■ YOUR GOAL ■
Work through the data below and give the number of lines holding "الشديد", nothing more.

■ RECORDS TO USE ■
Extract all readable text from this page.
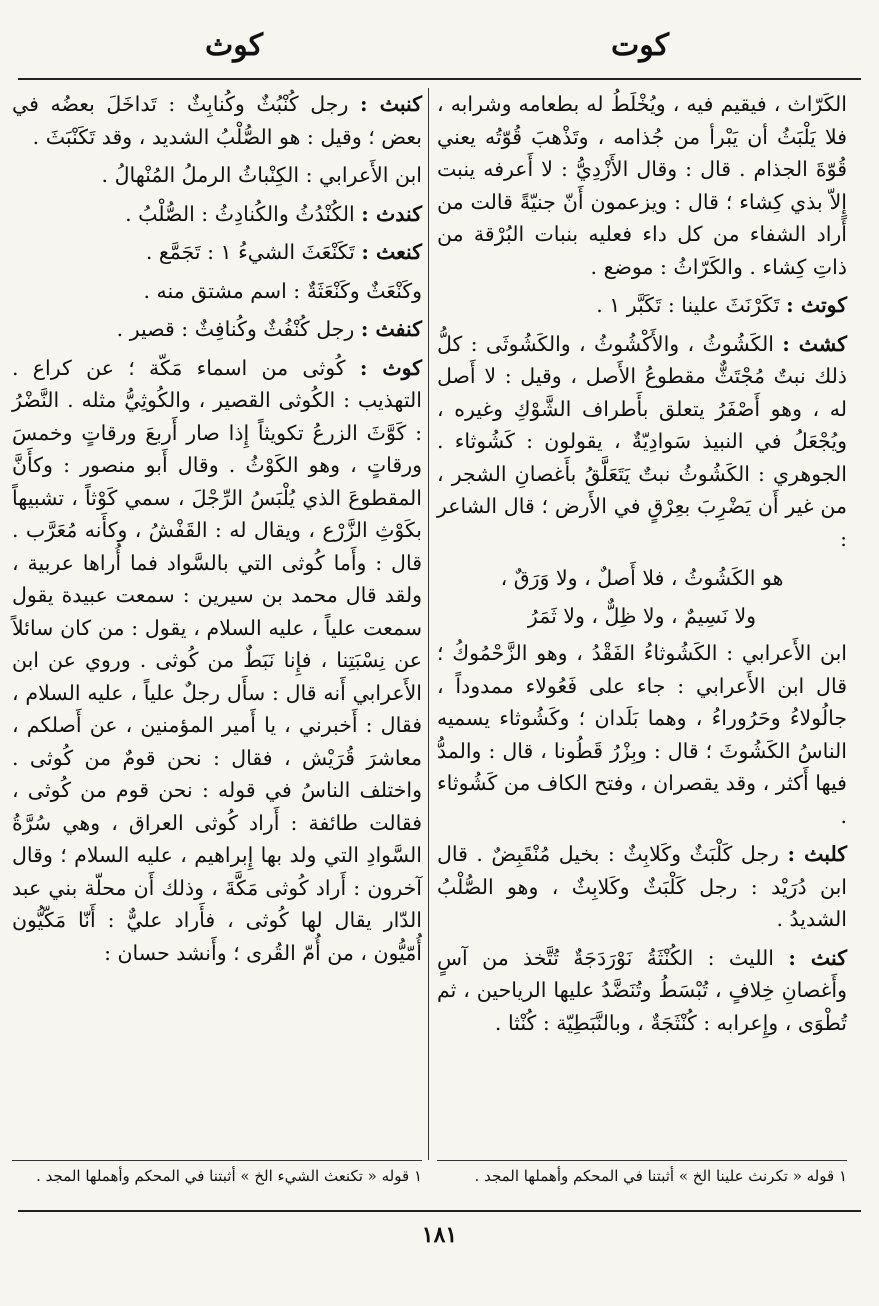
كوت
كوث
الكَرّاث ، فيقيم فيه ، ويُخْلَطُ له بطعامه وشرابه ، فلا يَلْبَثُ أن يَبْرأ من جُذامه ، وتَذْهبَ قُوّتُه يعني قُوّةَ الجذام . قال : وقال الأَزْدِيُّ : لا أَعرفه ينبت إِلاّ بذي كِشاء ؛ قال : ويزعمون أَنّ جنيّةً قالت من أَراد الشفاء من كل داء فعليه بنبات البُرْقة من ذاتِ كِشاء . والكَرّاثُ : موضع .
كوتث : تَكَرْنَثَ علينا : تَكَبَّر ١ .
كشث : الكَشُوثُ ، والأَكْشُوثُ ، والكَشُوثَى : كلُّ ذلك نبتٌ مُجْتَثٌّ مقطوعُ الأَصل ، وقيل : لا أَصل له ، وهو أَصْفَرُ يتعلق بأَطراف الشَّوْكِ وغيره ، ويُجْعَلُ في النبيذ سَوادِيّةٌ ، يقولون : كَشُوثاء . الجوهري : الكَشُوثُ نبتٌ يَتَعَلَّقُ بأَغصانِ الشجر ، من غير أَن يَضْرِبَ بعِرْقٍ في الأَرض ؛ قال الشاعر :
هو الكَشُوثُ ، فلا أَصلٌ ، ولا وَرَقٌ ،
ولا نَسِيمٌ ، ولا ظِلٌّ ، ولا ثَمَرُ
ابن الأَعرابي : الكَشُوثاءُ الفَقْدُ ، وهو الزَّحْمُوكُ ؛ قال ابن الأَعرابي : جاء على فَعُولاء ممدوداً ، جالُولاءُ وحَرُوراءُ ، وهما بَلَدان ؛ وكَشُوثاء يسميه الناسُ الكَشُوثَ ؛ قال : وبِزْرُ قَطُونا ، قال : والمدُّ فيها أَكثر ، وقد يقصران ، وفتح الكاف من كَشُوثاء .
كلبث : رجل كَلْبَثٌ وكَلابِثٌ : بخيل مُنْقَبِضٌ . قال ابن دُرَيْد : رجل كَلْبَثٌ وكَلابِثٌ ، وهو الصُّلْبُ الشديدُ .
كنث : الليث : الكُنْثَةُ نَوْرَدَجَةٌ تُتَّخذ من آسٍ وأَغصانِ خِلافٍ ، تُبْسَطُ وتُنَضَّدُ عليها الرياحين ، ثم تُطْوَى ، وإِعرابه : كُنْثَجَةٌ ، وبالنَّبَطِيّة : كُنْثا .
كنبث : رجل كُنْبُثٌ وكُنابِثٌ : تَداخَلَ بعضُه في بعض ؛ وقيل : هو الصُّلْبُ الشديد ، وقد تَكَنْبَثَ .
ابن الأَعرابي : الكِنْباثُ الرملُ المُنْهالُ .
كندث : الكُنْدُثُ والكُنادِثُ : الصُّلْبُ .
كنعث : تَكَنْعَثَ الشيءُ ١ : تَجَمَّع .
وكَنْعَثٌ وكَنْعَثَةٌ : اسم مشتق منه .
كنفث : رجل كُنْفُثٌ وكُنافِثٌ : قصير .
كوث : كُوثى من اسماء مَكّة ؛ عن كراع . التهذيب : الكُوثى القصير ، والكُوثِيُّ مثله . النَّضْرُ : كَوَّثَ الزرعُ تكويثاً إِذا صار أَربعَ ورقاتٍ وخمسَ ورقاتٍ ، وهو الكَوْثُ . وقال أَبو منصور : وكأَنَّ المقطوعَ الذي يُلْبَسُ الرِّجْلَ ، سمي كَوْثاً ، تشبيهاً بكَوْثِ الزَّرْع ، ويقال له : القَفْشُ ، وكأَنه مُعَرَّب . قال : وأَما كُوثى التي بالسَّواد فما أُراها عربية ، ولقد قال محمد بن سيرين : سمعت عبيدة يقول سمعت علياً ، عليه السلام ، يقول : من كان سائلاً عن نِسْبَتِنا ، فإِنا نَبَطٌ من كُوثى . وروي عن ابن الأَعرابي أَنه قال : سأَل رجلٌ علياً ، عليه السلام ، فقال : أَخبرني ، يا أَمير المؤمنين ، عن أَصلكم ، معاشرَ قُرَيْش ، فقال : نحن قومٌ من كُوثى . واختلف الناسُ في قوله : نحن قوم من كُوثى ، فقالت طائفة : أَراد كُوثى العراق ، وهي سُرَّةُ السَّوادِ التي ولد بها إِبراهيم ، عليه السلام ؛ وقال آخرون : أَراد كُوثى مَكَّةَ ، وذلك أَن محلّة بني عبد الدّار يقال لها كُوثى ، فأَراد عليٌّ : أَنّا مَكّيُّون أُمّيُّون ، من أُمّ القُرى ؛ وأَنشد حسان :
١ قوله « تكرنث علينا الخ » أثبتنا في المحكم وأهملها المجد .
١ قوله « تكنعث الشيء الخ » أثبتنا في المحكم وأهملها المجد .
١٨١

■ EXPECTED ANSWER ■
2